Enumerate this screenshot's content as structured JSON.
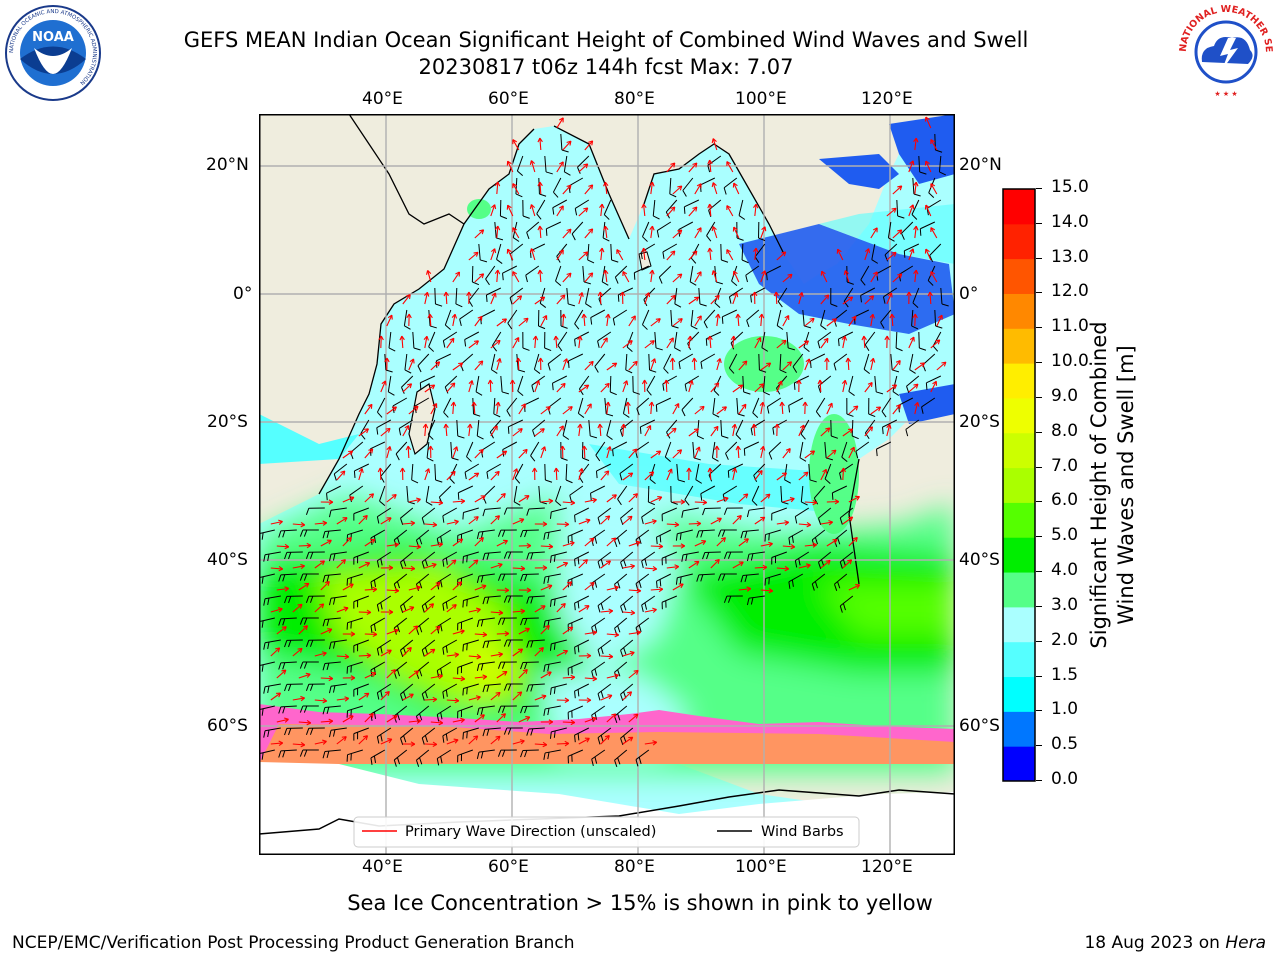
{
  "header": {
    "title_line1": "GEFS MEAN Indian Ocean Significant Height of Combined Wind Waves and Swell",
    "title_line2": "20230817 t06z 144h fcst   Max: 7.07",
    "left_logo": {
      "name": "NOAA",
      "ring_text": "NATIONAL OCEANIC AND ATMOSPHERIC ADMINISTRATION",
      "bottom_text": "U.S. DEPARTMENT OF COMMERCE"
    },
    "right_logo": {
      "ring_text": "NATIONAL WEATHER SERVICE"
    }
  },
  "map": {
    "lon_labels": [
      "40°E",
      "60°E",
      "80°E",
      "100°E",
      "120°E"
    ],
    "lat_labels_left": [
      "20°N",
      "0°",
      "20°S",
      "40°S",
      "60°S"
    ],
    "lat_labels_right": [
      "20°N",
      "0°",
      "20°S",
      "40°S",
      "60°S"
    ],
    "lon_range": [
      20,
      130
    ],
    "lat_range": [
      -78,
      28
    ],
    "colors": {
      "land": "#efedde",
      "ocean_base": "#aaffff",
      "ice": "#ff66cc",
      "arrow": "#ff0000",
      "barb": "#000000"
    }
  },
  "legend": {
    "items": [
      {
        "label": "Primary Wave Direction (unscaled)",
        "color": "#ff0000"
      },
      {
        "label": "Wind Barbs",
        "color": "#000000"
      }
    ]
  },
  "colorbar": {
    "label_line1": "Significant Height of Combined",
    "label_line2": "Wind Waves and Swell [m]",
    "ticks": [
      "0.0",
      "0.5",
      "1.0",
      "1.5",
      "2.0",
      "3.0",
      "4.0",
      "5.0",
      "6.0",
      "7.0",
      "8.0",
      "9.0",
      "10.0",
      "11.0",
      "12.0",
      "13.0",
      "14.0",
      "15.0"
    ],
    "colors": [
      "#0000ff",
      "#0077ff",
      "#00ffff",
      "#55ffff",
      "#aaffff",
      "#55ff88",
      "#00ee00",
      "#55ff00",
      "#aaff00",
      "#ccff00",
      "#eeff00",
      "#ffee00",
      "#ffbb00",
      "#ff8800",
      "#ff5500",
      "#ff2200",
      "#ff0000"
    ]
  },
  "caption": "Sea Ice Concentration > 15% is shown in pink to yellow",
  "footer": {
    "left": "NCEP/EMC/Verification Post Processing Product Generation Branch",
    "right_date": "18 Aug 2023 on",
    "right_host": "Hera"
  }
}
..............................
* **TASK REQUIREMENTS**
Every line above should be repeated exactly; pictures stay out of the copy.

* **COMPLETE OUTPUT**
Enumerate this screenshot's content as structured JSON.
{
  "header": {
    "title_line1": "GEFS MEAN Indian Ocean Significant Height of Combined Wind Waves and Swell",
    "title_line2": "20230817 t06z 144h fcst   Max: 7.07",
    "left_logo": {
      "name": "NOAA",
      "ring_text": "NATIONAL OCEANIC AND ATMOSPHERIC ADMINISTRATION",
      "bottom_text": "U.S. DEPARTMENT OF COMMERCE"
    },
    "right_logo": {
      "ring_text": "NATIONAL WEATHER SERVICE"
    }
  },
  "map": {
    "lon_labels": [
      "40°E",
      "60°E",
      "80°E",
      "100°E",
      "120°E"
    ],
    "lat_labels_left": [
      "20°N",
      "0°",
      "20°S",
      "40°S",
      "60°S"
    ],
    "lat_labels_right": [
      "20°N",
      "0°",
      "20°S",
      "40°S",
      "60°S"
    ],
    "lon_range": [
      20,
      130
    ],
    "lat_range": [
      -78,
      28
    ],
    "colors": {
      "land": "#efedde",
      "ocean_base": "#aaffff",
      "ice": "#ff66cc",
      "arrow": "#ff0000",
      "barb": "#000000"
    }
  },
  "legend": {
    "items": [
      {
        "label": "Primary Wave Direction (unscaled)",
        "color": "#ff0000"
      },
      {
        "label": "Wind Barbs",
        "color": "#000000"
      }
    ]
  },
  "colorbar": {
    "label_line1": "Significant Height of Combined",
    "label_line2": "Wind Waves and Swell [m]",
    "ticks": [
      "0.0",
      "0.5",
      "1.0",
      "1.5",
      "2.0",
      "3.0",
      "4.0",
      "5.0",
      "6.0",
      "7.0",
      "8.0",
      "9.0",
      "10.0",
      "11.0",
      "12.0",
      "13.0",
      "14.0",
      "15.0"
    ],
    "colors": [
      "#0000ff",
      "#0077ff",
      "#00ffff",
      "#55ffff",
      "#aaffff",
      "#55ff88",
      "#00ee00",
      "#55ff00",
      "#aaff00",
      "#ccff00",
      "#eeff00",
      "#ffee00",
      "#ffbb00",
      "#ff8800",
      "#ff5500",
      "#ff2200",
      "#ff0000"
    ]
  },
  "caption": "Sea Ice Concentration > 15% is shown in pink to yellow",
  "footer": {
    "left": "NCEP/EMC/Verification Post Processing Product Generation Branch",
    "right_date": "18 Aug 2023 on",
    "right_host": "Hera"
  }
}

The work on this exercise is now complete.